Pick out the lines below that include the string "Unterricht".

[BEGIN Material to process]

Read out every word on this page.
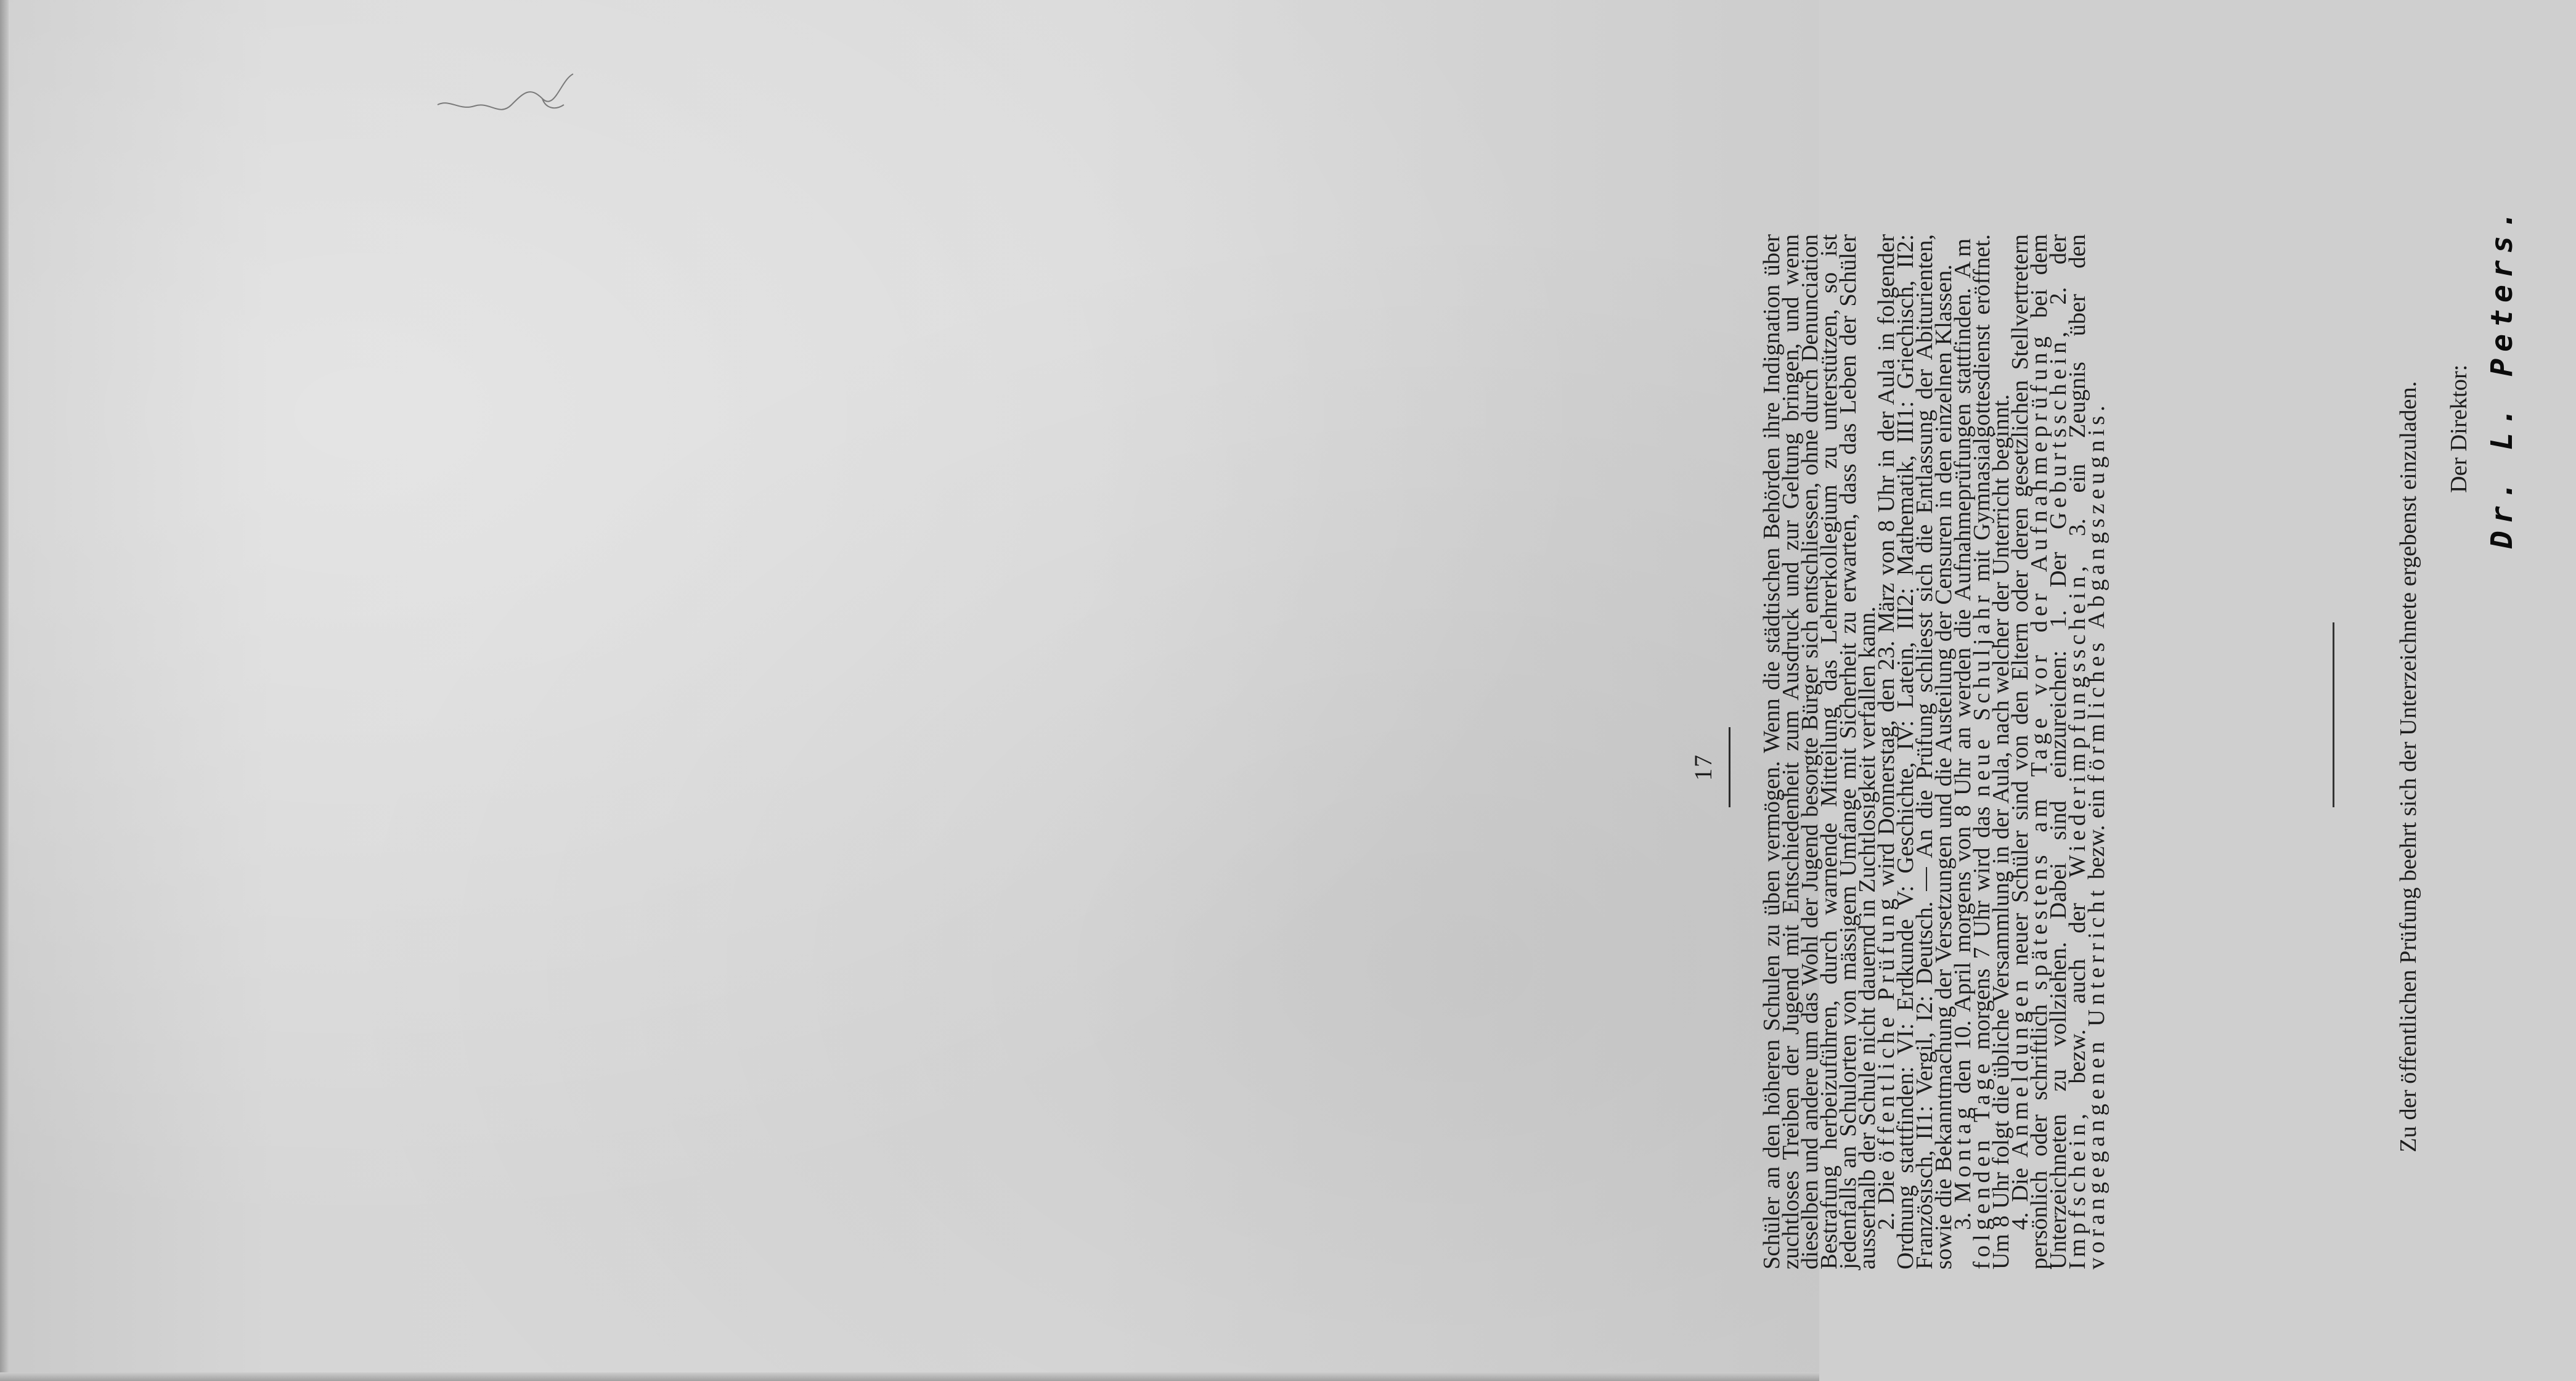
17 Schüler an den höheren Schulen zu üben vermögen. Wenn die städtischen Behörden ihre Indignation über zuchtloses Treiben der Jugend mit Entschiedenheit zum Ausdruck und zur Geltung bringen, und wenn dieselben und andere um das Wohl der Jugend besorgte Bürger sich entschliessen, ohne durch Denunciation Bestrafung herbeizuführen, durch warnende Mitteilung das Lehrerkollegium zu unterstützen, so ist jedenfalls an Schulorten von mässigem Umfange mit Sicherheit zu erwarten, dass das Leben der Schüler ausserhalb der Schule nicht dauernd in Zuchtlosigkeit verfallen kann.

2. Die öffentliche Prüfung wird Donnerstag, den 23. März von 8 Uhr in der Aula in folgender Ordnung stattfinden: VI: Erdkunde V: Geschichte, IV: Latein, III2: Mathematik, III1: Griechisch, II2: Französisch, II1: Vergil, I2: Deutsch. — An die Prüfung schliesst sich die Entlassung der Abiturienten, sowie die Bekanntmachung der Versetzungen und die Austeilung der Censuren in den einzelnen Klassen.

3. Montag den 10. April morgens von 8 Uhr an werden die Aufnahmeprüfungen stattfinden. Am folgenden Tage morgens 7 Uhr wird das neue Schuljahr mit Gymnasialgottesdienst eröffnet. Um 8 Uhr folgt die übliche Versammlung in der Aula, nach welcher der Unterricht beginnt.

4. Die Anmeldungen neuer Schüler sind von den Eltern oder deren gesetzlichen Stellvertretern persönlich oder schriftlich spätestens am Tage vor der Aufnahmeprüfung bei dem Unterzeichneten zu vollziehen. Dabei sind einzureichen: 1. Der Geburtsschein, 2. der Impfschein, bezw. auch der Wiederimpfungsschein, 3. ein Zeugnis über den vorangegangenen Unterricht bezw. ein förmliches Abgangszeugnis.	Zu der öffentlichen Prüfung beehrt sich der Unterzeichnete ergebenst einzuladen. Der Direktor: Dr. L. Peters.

[END Material to process]

- **Correct result**:
3. Montag den 10. April morgens von 8 Uhr an werden die Aufnahmeprüfungen stattfinden. Am folgenden Tage morgens 7 Uhr wird das neue Schuljahr mit Gymnasialgottesdienst eröffnet. Um 8 Uhr folgt die übliche Versammlung in der Aula, nach welcher der Unterricht beginnt.
4. Die Anmeldungen neuer Schüler sind von den Eltern oder deren gesetzlichen Stellvertretern persönlich oder schriftlich spätestens am Tage vor der Aufnahmeprüfung bei dem Unterzeichneten zu vollziehen. Dabei sind einzureichen: 1. Der Geburtsschein, 2. der Impfschein, bezw. auch der Wiederimpfungsschein, 3. ein Zeugnis über den vorangegangenen Unterricht bezw. ein förmliches Abgangszeugnis.	Zu der öffentlichen Prüfung beehrt sich der Unterzeichnete ergebenst einzuladen. Der Direktor: Dr. L. Peters.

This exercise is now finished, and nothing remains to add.